◆ **Task data**

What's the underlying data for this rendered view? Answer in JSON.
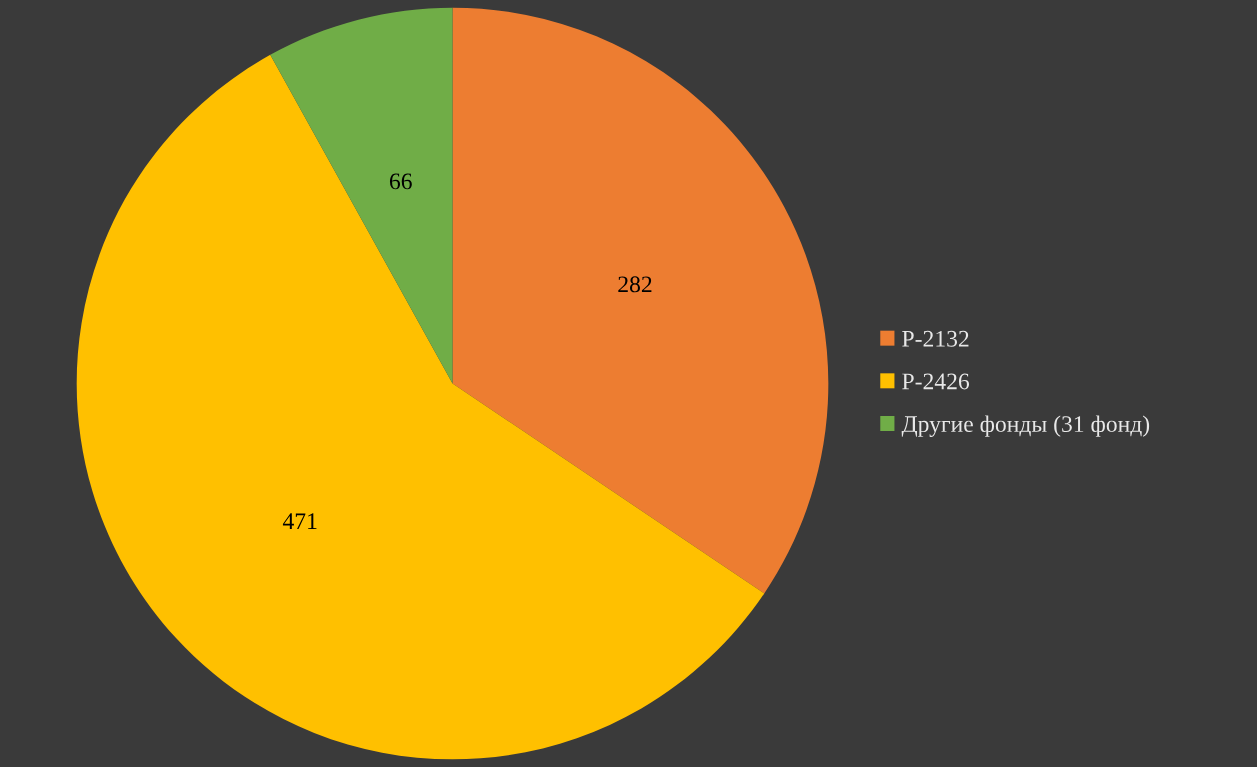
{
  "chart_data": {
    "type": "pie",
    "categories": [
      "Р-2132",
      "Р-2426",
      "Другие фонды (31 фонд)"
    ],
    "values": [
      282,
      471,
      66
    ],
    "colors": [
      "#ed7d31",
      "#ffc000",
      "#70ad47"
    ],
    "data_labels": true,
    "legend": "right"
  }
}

◆ **Problem details**
Each entry shown above must be quoted exactly, with its pictures left out.

◆ **Result of this exercise**
What's the underlying data for this rendered view? Answer in JSON.
{
  "chart_data": {
    "type": "pie",
    "categories": [
      "Р-2132",
      "Р-2426",
      "Другие фонды (31 фонд)"
    ],
    "values": [
      282,
      471,
      66
    ],
    "colors": [
      "#ed7d31",
      "#ffc000",
      "#70ad47"
    ],
    "data_labels": true,
    "legend": "right"
  }
}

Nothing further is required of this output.